● **Problem description**:
All lines in which the word "Cuff" occurs are to be extracted.

Dataset items:
__________

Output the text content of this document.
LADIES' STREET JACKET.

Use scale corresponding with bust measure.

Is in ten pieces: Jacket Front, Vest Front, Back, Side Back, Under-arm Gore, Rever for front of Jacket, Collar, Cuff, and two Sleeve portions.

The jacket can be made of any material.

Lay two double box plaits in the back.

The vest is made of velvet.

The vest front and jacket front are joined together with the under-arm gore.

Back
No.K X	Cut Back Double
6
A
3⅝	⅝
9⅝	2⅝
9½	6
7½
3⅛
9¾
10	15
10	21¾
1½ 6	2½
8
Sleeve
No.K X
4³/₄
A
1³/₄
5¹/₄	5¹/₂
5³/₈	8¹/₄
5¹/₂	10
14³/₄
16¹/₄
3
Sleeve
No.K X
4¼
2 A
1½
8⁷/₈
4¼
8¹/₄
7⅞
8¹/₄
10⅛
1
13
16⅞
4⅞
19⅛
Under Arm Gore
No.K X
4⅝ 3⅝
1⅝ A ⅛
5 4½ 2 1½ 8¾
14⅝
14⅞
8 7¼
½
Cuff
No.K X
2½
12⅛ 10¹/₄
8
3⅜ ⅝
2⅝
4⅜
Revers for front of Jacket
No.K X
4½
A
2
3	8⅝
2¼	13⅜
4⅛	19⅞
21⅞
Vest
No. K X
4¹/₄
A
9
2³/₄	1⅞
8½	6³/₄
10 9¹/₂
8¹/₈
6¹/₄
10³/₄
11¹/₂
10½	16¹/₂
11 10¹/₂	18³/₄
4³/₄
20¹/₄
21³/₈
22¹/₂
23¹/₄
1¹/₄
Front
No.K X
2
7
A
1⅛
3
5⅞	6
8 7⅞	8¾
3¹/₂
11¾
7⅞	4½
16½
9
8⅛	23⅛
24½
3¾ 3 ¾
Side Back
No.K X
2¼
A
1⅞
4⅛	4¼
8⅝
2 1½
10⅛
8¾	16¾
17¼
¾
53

__________

● **Output below**:
Is in ten pieces: Jacket Front, Vest Front, Back, Side Back, Under-arm Gore, Rever for front of Jacket, Collar, Cuff, and two Sleeve portions.
Cuff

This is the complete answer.